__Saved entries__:
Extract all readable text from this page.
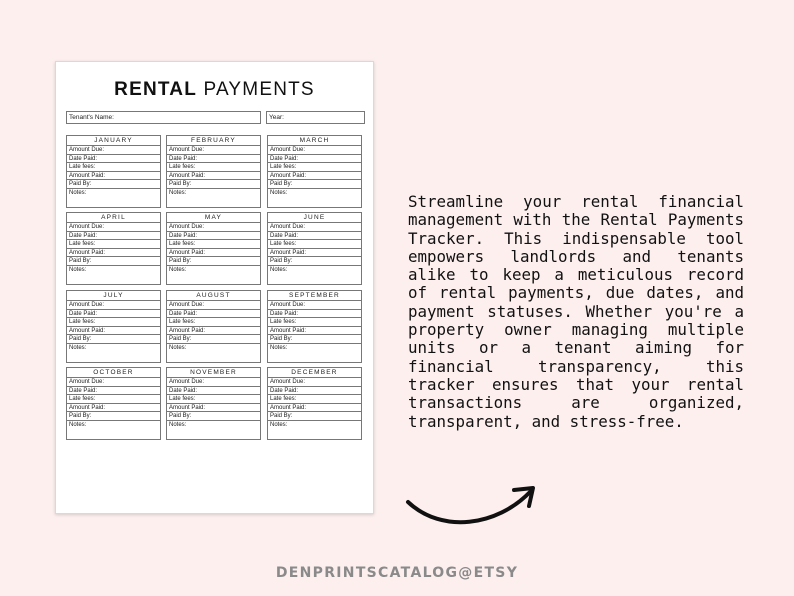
RENTAL PAYMENTS
Tenant's Name:	Year:
JANUARY
Amount Due:
Date Paid:
Late fees:
Amount Paid:
Paid By:
Notes:
FEBRUARY
Amount Due:
Date Paid:
Late fees:
Amount Paid:
Paid By:
Notes:
MARCH
Amount Due:
Date Paid:
Late fees:
Amount Paid:
Paid By:
Notes:
APRIL
Amount Due:
Date Paid:
Late fees:
Amount Paid:
Paid By:
Notes:
MAY
Amount Due:
Date Paid:
Late fees:
Amount Paid:
Paid By:
Notes:
JUNE
Amount Due:
Date Paid:
Late fees:
Amount Paid:
Paid By:
Notes:
JULY
Amount Due:
Date Paid:
Late fees:
Amount Paid:
Paid By:
Notes:
AUGUST
Amount Due:
Date Paid:
Late fees:
Amount Paid:
Paid By:
Notes:
SEPTEMBER
Amount Due:
Date Paid:
Late fees:
Amount Paid:
Paid By:
Notes:
OCTOBER
Amount Due:
Date Paid:
Late fees:
Amount Paid:
Paid By:
Notes:
NOVEMBER
Amount Due:
Date Paid:
Late fees:
Amount Paid:
Paid By:
Notes:
DECEMBER
Amount Due:
Date Paid:
Late fees:
Amount Paid:
Paid By:
Notes:
Streamline your rental financial management with the Rental Payments Tracker. This indispensable tool empowers landlords and tenants alike to keep a meticulous record of rental payments, due dates, and payment statuses. Whether you're a property owner managing multiple units or a tenant aiming for financial transparency, this tracker ensures that your rental transactions are organized, transparent, and stress-free.
DENPRINTSCATALOG@ETSY
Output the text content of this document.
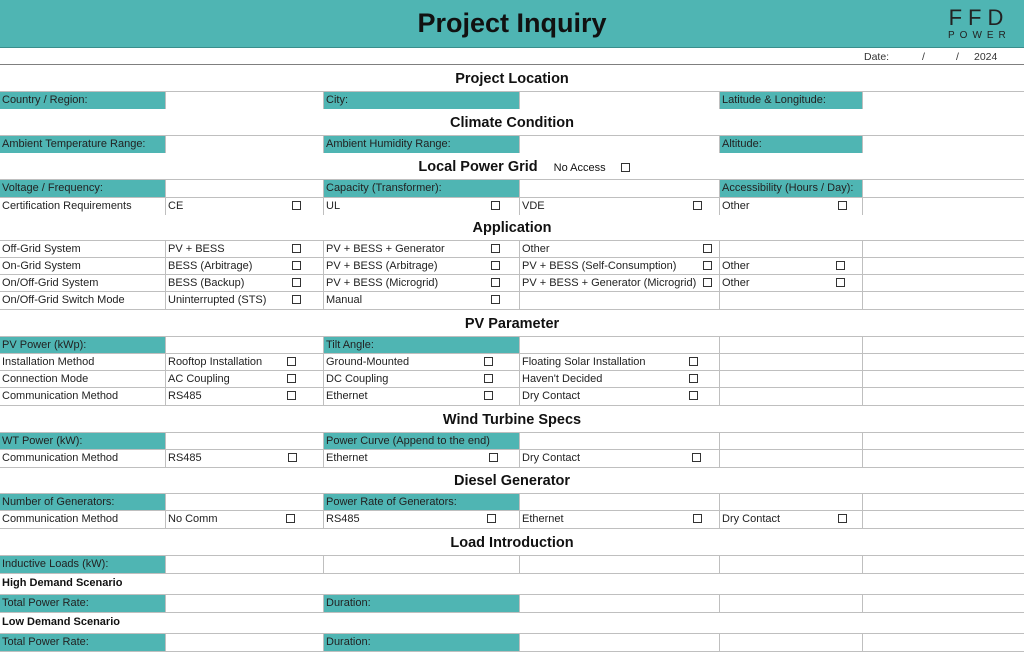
Project Inquiry	FFD
POWER
Date:	/	/ 2024
Project Location
Country / Region:	City:	Latitude & Longitude:
Climate Condition
Ambient Temperature Range:	Ambient Humidity Range:	Altitude:
Local Power Grid No Access
Voltage / Frequency:	Capacity (Transformer):	Accessibility (Hours / Day):
Certification Requirements	CE	UL	VDE	Other
Application
Off-Grid System	PV + BESS	PV + BESS + Generator	Other
On-Grid System	BESS (Arbitrage)	PV + BESS (Arbitrage)	PV + BESS (Self-Consumption)	Other
On/Off-Grid System	BESS (Backup)	PV + BESS (Microgrid)	PV + BESS + Generator (Microgrid)	Other
On/Off-Grid Switch Mode	Uninterrupted (STS)	Manual
PV Parameter
PV Power (kWp):	Tilt Angle:
Installation Method	Rooftop Installation	Ground-Mounted	Floating Solar Installation
Connection Mode	AC Coupling	DC Coupling	Haven't Decided
Communication Method	RS485	Ethernet	Dry Contact
Wind Turbine Specs
WT Power (kW):	Power Curve (Append to the end)
Communication Method	RS485	Ethernet	Dry Contact
Diesel Generator
Number of Generators:	Power Rate of Generators:
Communication Method	No Comm	RS485	Ethernet	Dry Contact
Load Introduction
Inductive Loads (kW):
High Demand Scenario
Total Power Rate:	Duration:
Low Demand Scenario
Total Power Rate:	Duration:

__Exercise objective__: Return every line from the records above that holds the word "Demand".

__Solution to this problem__:
High Demand Scenario
Low Demand Scenario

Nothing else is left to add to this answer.